What you have to do: Pick out the lines below with "false" and list them.

Records from a collection of figures:

┌──

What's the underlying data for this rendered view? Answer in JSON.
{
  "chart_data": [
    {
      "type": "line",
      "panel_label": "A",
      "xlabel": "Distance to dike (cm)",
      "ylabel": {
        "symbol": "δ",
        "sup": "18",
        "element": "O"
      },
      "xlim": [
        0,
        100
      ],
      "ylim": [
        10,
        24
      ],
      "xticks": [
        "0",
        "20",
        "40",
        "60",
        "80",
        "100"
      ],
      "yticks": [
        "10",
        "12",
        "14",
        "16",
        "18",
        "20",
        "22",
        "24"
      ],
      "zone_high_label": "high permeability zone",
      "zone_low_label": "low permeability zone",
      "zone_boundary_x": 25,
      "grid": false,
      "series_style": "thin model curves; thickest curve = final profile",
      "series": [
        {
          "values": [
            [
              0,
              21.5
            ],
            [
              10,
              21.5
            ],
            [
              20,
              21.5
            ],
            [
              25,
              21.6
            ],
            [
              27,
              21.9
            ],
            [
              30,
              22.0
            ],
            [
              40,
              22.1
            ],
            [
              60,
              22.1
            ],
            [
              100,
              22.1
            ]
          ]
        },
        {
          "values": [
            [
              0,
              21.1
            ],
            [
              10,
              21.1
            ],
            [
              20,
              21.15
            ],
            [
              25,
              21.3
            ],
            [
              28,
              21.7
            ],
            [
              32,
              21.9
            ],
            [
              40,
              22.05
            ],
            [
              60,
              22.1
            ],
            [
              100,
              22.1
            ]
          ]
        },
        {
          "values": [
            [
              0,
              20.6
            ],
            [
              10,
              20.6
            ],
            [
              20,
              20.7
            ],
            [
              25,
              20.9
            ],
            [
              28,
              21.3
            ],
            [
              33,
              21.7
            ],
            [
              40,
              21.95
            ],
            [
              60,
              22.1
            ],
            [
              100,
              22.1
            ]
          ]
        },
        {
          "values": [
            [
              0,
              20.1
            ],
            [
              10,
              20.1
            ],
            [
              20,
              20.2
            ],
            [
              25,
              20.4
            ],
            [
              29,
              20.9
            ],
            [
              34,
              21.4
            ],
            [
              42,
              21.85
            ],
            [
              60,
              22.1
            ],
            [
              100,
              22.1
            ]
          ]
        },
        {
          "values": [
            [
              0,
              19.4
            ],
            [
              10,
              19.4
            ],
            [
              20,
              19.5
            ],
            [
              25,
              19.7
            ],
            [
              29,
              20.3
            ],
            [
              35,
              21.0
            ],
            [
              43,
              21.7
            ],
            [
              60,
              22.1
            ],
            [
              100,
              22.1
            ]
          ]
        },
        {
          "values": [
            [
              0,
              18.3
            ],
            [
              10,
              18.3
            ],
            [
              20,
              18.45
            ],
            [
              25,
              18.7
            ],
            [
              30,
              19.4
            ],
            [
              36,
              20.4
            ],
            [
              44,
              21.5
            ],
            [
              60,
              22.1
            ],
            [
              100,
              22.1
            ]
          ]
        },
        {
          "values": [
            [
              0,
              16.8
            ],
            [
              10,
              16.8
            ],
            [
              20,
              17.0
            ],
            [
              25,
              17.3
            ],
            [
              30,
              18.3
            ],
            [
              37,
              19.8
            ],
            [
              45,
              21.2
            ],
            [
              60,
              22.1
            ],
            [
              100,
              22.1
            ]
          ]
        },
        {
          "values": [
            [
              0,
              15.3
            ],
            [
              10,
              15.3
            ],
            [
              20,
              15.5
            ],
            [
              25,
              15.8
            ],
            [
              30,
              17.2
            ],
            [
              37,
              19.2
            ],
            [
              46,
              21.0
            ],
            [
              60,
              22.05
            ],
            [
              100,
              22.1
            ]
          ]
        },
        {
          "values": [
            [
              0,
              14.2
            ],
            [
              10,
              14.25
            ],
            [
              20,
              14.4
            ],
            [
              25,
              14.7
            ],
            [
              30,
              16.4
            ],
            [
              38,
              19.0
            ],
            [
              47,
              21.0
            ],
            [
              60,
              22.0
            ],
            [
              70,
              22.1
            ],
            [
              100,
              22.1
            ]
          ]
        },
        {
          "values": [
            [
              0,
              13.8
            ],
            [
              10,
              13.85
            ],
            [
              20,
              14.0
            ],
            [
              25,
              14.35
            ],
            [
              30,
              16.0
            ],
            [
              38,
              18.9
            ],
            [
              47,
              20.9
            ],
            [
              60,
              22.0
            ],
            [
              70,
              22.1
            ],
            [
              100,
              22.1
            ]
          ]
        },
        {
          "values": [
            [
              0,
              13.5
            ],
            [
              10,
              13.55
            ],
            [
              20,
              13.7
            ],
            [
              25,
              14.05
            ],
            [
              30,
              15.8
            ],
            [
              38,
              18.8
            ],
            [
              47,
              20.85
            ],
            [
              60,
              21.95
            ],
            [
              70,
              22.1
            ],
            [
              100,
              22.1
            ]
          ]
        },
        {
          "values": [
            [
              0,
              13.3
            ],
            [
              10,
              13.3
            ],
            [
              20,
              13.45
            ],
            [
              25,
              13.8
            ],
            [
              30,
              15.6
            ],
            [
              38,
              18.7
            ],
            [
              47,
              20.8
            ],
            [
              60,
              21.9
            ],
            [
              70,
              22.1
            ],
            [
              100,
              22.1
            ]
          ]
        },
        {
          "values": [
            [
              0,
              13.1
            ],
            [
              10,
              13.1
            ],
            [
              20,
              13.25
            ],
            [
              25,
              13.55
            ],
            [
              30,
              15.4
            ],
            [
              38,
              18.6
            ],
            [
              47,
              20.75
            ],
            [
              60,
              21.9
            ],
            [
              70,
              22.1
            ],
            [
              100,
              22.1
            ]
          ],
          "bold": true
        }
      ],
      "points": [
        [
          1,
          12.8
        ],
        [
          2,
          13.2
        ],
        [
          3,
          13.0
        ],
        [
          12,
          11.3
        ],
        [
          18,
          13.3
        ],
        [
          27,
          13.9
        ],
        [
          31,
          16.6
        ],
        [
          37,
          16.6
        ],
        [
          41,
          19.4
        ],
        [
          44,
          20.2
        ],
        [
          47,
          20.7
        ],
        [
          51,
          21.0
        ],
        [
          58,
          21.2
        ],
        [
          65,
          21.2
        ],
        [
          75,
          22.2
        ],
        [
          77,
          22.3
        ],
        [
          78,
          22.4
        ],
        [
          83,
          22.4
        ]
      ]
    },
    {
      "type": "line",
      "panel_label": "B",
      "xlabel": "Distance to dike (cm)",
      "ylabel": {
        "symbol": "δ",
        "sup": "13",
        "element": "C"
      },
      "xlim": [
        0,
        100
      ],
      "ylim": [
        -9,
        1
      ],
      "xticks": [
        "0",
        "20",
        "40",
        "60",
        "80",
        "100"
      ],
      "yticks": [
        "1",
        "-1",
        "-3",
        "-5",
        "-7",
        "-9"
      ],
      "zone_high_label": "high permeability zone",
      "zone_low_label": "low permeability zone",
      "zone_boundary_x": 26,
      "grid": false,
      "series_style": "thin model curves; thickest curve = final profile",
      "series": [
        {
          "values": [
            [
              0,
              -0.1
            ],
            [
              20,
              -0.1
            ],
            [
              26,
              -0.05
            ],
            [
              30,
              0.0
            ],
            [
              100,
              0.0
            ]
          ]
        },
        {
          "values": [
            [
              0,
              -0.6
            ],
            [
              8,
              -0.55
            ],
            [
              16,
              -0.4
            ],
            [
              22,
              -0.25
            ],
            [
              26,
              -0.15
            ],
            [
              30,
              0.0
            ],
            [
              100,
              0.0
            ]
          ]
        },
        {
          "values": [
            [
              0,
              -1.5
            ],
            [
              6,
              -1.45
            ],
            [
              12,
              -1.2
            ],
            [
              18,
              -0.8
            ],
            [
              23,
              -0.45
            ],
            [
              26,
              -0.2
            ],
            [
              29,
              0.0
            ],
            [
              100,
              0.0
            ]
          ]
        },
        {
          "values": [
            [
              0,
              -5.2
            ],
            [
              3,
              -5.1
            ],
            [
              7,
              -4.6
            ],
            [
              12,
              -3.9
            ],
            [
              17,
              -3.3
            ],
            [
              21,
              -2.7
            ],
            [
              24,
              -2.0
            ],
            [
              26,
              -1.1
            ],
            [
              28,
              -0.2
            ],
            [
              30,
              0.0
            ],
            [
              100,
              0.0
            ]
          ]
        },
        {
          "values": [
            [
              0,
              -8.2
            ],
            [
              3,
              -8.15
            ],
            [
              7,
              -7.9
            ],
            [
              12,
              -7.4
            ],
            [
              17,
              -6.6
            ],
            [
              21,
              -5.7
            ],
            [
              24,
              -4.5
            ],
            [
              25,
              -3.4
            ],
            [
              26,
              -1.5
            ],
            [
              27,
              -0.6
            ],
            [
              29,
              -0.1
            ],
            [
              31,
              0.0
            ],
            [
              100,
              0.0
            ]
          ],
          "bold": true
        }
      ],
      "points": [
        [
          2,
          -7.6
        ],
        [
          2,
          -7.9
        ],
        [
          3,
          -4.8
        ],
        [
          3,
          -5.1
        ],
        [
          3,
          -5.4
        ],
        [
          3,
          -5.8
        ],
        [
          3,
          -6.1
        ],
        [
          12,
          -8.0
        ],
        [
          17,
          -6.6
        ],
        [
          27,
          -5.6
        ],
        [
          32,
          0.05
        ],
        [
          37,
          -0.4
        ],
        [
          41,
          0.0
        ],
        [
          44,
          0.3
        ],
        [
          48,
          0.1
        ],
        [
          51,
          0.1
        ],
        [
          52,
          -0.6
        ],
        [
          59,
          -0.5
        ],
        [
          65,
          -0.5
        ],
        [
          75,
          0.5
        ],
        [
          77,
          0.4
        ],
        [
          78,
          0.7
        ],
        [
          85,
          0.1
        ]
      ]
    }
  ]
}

└──
┌──

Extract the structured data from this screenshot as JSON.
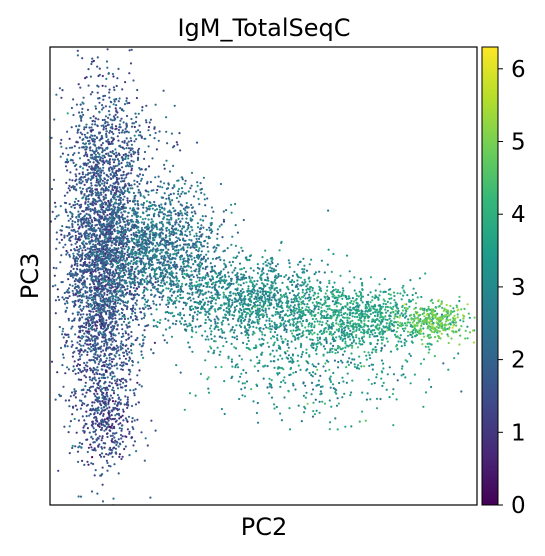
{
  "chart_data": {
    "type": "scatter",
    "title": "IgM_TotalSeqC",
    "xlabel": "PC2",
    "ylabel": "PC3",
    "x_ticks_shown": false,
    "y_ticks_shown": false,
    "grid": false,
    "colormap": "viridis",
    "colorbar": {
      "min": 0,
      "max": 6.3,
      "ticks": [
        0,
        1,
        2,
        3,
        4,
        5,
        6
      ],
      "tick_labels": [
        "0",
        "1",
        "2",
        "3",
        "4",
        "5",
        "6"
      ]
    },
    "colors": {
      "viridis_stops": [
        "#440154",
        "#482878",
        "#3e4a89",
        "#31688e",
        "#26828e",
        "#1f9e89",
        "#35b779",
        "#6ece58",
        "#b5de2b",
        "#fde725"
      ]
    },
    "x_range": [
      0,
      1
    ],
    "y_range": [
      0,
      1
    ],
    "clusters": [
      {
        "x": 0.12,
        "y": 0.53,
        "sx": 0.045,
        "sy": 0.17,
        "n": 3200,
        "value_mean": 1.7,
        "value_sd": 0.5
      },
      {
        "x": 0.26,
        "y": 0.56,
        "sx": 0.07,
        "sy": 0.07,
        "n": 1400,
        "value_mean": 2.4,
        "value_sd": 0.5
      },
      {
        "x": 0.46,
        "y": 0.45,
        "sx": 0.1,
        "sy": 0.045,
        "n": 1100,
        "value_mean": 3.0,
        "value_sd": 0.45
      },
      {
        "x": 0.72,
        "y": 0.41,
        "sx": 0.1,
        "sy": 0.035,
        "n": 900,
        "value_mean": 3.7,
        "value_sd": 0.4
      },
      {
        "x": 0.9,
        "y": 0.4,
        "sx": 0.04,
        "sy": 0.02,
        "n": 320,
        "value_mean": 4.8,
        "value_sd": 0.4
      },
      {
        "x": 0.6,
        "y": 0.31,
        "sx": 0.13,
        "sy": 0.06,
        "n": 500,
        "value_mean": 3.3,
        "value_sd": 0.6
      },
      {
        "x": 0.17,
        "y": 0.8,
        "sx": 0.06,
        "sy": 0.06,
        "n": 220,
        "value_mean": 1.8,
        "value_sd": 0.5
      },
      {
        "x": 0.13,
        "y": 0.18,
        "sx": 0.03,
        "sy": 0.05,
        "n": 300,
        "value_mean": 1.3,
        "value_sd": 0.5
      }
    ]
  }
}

└──

Result:
      "grid": false,
      "grid": false,
    "x_ticks_shown": false,
    "y_ticks_shown": false,
    "grid": false,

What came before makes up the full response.